▶ [Figure content listings]:

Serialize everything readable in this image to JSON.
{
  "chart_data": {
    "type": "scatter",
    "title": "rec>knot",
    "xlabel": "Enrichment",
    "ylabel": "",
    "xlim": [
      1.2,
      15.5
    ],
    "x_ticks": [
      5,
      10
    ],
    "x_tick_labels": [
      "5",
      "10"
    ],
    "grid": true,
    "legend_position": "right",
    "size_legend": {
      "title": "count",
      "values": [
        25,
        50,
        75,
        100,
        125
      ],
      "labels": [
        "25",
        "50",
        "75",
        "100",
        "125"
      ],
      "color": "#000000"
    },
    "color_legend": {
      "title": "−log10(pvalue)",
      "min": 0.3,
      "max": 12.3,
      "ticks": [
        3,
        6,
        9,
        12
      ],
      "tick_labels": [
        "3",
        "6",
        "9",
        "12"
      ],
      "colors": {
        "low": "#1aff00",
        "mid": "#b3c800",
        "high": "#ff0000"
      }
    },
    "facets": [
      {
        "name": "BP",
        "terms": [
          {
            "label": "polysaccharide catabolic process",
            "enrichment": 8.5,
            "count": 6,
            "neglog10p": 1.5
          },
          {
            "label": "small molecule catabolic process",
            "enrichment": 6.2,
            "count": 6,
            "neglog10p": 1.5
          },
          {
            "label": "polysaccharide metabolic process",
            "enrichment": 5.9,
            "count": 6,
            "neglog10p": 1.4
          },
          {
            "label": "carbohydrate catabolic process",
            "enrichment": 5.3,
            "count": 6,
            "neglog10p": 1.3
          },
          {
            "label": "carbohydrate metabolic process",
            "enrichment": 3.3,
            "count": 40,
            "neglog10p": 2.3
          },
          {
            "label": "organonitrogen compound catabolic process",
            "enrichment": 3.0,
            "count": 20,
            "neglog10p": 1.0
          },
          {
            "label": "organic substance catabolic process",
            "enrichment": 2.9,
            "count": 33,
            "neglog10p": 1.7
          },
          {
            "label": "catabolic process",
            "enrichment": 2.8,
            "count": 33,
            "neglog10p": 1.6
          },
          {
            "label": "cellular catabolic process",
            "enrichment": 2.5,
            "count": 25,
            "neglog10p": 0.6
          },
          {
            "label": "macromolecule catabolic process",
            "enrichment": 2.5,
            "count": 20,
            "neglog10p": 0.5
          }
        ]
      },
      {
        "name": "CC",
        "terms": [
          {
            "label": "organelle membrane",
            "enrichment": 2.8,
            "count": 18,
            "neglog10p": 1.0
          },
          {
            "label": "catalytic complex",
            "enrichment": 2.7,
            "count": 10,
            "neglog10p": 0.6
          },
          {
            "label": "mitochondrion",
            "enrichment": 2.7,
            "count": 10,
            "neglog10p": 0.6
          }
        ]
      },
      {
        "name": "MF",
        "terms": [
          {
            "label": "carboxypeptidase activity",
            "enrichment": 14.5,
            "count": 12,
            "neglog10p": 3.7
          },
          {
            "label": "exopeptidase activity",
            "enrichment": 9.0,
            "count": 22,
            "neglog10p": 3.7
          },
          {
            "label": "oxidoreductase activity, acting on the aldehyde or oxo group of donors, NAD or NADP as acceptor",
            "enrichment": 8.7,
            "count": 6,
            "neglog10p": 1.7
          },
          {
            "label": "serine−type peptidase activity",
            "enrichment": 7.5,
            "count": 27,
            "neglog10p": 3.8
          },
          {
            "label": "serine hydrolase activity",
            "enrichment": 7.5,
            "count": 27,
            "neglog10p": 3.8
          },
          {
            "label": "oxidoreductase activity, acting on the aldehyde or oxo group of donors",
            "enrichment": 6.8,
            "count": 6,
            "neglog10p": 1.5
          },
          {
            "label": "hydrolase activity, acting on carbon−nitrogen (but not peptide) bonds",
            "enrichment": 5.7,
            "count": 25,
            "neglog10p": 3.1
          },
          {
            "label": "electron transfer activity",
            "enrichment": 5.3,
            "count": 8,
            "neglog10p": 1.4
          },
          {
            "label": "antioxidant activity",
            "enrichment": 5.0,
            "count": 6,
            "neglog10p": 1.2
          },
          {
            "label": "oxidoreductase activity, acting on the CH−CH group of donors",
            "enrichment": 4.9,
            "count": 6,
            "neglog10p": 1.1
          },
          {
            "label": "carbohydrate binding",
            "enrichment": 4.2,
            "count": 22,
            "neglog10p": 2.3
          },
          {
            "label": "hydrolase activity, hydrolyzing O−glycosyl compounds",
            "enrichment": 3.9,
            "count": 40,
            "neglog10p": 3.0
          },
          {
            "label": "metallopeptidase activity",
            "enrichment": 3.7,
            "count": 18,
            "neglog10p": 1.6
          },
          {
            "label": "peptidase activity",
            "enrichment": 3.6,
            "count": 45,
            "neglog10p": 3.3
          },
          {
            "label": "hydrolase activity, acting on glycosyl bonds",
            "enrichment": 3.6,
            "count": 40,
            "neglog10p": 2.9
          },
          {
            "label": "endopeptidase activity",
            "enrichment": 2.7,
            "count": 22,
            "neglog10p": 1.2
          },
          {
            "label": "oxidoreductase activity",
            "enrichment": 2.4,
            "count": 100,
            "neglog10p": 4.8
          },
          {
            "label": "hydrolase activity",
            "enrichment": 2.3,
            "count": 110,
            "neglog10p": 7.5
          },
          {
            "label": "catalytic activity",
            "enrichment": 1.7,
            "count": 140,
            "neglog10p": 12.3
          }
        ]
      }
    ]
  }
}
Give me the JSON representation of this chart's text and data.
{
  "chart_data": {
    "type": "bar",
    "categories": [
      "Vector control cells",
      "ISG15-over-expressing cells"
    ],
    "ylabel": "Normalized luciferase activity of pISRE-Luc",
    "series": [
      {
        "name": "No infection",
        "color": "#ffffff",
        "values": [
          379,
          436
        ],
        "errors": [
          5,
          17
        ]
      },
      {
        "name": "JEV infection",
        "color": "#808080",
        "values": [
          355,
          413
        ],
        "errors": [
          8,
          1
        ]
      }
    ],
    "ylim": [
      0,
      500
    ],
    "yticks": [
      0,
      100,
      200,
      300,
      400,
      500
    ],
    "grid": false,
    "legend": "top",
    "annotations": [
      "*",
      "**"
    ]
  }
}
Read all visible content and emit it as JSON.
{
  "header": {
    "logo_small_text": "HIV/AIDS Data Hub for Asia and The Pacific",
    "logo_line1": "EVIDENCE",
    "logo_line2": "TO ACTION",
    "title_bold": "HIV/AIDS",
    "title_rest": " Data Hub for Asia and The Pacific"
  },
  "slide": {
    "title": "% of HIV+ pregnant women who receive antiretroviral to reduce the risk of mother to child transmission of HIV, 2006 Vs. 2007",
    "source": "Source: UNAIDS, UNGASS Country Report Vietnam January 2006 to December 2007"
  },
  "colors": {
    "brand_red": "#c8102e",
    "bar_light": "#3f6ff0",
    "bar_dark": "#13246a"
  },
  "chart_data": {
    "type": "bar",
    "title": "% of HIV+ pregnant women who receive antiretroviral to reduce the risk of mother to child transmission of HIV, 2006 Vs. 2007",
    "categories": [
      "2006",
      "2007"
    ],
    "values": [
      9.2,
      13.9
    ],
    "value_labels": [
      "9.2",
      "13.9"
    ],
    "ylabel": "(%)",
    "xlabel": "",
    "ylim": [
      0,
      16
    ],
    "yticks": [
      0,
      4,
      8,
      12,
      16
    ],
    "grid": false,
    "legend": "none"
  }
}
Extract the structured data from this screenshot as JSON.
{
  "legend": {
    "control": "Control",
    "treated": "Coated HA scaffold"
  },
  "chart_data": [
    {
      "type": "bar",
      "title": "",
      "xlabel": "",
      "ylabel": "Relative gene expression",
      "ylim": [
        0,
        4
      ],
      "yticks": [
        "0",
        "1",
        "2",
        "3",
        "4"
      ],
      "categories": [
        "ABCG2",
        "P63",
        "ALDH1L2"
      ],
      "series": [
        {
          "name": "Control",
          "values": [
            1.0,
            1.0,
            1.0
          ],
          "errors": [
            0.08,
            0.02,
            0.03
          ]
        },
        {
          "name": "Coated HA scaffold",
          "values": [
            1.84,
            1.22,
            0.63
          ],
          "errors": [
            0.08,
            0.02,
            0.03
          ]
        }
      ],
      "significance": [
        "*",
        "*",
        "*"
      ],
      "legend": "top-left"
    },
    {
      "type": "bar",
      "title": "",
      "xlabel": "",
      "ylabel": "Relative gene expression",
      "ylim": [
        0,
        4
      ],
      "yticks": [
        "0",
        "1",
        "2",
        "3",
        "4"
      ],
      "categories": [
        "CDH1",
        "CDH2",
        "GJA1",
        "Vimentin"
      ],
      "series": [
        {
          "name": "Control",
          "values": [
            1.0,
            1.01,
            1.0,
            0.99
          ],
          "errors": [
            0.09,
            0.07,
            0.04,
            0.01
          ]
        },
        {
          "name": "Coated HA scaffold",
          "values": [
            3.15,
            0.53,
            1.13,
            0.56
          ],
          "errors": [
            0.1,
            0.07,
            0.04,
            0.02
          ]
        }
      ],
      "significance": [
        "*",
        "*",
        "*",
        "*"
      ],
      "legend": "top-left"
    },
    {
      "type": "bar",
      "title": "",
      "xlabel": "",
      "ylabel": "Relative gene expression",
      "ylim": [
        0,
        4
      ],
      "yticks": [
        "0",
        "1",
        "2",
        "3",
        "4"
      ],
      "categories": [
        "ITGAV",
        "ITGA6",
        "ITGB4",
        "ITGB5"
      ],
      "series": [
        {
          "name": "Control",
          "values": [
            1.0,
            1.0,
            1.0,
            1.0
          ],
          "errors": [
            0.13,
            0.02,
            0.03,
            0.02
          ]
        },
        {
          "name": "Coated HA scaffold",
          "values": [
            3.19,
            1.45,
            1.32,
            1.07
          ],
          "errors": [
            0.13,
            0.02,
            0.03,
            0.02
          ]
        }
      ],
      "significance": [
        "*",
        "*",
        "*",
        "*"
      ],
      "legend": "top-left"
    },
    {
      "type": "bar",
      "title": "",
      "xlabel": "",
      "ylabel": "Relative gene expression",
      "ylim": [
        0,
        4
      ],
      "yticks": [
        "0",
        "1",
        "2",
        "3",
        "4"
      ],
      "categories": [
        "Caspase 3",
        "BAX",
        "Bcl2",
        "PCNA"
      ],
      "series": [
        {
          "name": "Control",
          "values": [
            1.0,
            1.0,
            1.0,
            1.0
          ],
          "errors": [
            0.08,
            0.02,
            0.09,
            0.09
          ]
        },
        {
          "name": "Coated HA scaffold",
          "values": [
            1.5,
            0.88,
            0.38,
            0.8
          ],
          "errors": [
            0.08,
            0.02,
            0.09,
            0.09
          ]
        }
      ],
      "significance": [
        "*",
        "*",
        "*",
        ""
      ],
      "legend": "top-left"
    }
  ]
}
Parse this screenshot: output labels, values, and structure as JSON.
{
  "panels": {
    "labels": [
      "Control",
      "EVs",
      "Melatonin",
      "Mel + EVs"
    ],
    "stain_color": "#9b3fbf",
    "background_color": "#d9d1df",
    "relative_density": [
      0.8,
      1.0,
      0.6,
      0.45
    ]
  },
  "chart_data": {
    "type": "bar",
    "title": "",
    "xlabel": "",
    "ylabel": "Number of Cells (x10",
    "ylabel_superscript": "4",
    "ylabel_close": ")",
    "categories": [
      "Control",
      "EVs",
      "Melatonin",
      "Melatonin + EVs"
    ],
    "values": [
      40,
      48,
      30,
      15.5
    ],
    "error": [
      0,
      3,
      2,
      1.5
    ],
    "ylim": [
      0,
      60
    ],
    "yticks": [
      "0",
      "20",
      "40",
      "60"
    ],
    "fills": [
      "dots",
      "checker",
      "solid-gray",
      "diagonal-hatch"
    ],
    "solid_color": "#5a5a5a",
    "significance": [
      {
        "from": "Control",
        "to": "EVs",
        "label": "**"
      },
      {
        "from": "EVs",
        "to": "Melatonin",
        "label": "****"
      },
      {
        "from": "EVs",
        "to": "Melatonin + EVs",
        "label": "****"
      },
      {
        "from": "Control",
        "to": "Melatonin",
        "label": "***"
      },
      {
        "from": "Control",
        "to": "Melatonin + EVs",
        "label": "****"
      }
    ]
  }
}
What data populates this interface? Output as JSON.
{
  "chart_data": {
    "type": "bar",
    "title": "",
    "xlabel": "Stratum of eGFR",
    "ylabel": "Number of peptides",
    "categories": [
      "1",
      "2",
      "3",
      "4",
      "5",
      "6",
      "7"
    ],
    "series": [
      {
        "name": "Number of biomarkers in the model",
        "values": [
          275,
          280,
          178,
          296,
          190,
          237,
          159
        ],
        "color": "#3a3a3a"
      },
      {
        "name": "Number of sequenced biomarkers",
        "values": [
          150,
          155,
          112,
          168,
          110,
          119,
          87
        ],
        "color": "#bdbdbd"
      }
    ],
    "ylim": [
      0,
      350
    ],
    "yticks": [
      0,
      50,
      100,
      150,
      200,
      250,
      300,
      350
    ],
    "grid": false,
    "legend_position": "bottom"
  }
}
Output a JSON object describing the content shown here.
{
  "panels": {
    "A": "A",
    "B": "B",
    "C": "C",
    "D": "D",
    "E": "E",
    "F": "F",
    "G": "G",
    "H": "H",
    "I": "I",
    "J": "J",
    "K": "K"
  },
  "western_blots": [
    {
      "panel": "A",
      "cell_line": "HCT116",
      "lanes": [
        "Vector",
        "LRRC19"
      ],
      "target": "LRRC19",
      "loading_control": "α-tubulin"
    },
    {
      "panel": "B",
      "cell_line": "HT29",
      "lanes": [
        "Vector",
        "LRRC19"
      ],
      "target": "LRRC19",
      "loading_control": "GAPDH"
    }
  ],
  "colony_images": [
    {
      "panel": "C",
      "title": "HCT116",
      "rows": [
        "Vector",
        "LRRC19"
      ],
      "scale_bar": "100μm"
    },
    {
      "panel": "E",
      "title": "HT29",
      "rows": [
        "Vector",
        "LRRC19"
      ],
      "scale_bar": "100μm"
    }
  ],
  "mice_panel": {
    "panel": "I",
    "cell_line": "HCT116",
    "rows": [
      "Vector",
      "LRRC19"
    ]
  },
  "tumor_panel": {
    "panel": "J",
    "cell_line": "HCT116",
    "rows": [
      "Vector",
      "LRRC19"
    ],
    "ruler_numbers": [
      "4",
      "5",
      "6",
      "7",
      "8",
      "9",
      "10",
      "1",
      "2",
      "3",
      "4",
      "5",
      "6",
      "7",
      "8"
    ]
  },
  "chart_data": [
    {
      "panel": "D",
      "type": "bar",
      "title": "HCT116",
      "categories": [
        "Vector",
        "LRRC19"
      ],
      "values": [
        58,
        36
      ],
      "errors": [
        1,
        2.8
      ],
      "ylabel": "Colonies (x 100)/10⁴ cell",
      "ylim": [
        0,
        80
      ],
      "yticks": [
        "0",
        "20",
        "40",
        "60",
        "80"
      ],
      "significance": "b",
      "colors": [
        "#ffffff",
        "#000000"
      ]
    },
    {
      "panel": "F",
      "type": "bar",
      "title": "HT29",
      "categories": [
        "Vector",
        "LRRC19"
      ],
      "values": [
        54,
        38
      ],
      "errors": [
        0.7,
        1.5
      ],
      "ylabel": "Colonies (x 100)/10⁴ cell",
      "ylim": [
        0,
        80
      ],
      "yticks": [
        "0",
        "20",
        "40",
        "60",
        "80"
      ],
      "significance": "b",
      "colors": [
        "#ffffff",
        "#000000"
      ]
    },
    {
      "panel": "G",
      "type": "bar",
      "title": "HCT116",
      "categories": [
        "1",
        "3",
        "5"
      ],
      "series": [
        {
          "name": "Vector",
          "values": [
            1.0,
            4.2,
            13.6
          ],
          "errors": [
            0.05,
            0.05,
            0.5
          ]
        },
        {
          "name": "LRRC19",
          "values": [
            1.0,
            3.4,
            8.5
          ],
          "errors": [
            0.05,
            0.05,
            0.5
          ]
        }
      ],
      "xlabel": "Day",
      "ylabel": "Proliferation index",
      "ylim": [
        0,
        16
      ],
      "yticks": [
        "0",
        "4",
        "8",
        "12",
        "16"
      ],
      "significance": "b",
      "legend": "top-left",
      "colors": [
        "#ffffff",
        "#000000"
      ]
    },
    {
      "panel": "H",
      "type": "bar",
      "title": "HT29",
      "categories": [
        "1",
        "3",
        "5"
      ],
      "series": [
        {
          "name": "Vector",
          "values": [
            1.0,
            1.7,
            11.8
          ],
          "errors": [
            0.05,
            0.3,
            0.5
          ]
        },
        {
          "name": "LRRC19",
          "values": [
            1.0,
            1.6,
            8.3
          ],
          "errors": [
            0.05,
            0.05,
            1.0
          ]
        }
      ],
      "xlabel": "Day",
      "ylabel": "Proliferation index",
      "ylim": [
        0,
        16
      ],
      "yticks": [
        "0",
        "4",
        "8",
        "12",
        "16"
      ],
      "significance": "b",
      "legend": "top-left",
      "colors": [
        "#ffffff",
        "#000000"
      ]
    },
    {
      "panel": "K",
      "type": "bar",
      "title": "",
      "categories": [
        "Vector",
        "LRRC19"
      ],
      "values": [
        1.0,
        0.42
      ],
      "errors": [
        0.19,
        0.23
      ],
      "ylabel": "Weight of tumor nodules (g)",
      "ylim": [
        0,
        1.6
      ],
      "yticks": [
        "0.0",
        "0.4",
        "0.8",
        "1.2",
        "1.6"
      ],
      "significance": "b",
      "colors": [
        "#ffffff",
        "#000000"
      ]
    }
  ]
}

▶ [TASK REQUIREMENTS]: Search the data above for the word "Asia" and say how many lines contain it, giving only that number.

▶ [RESULT]: 2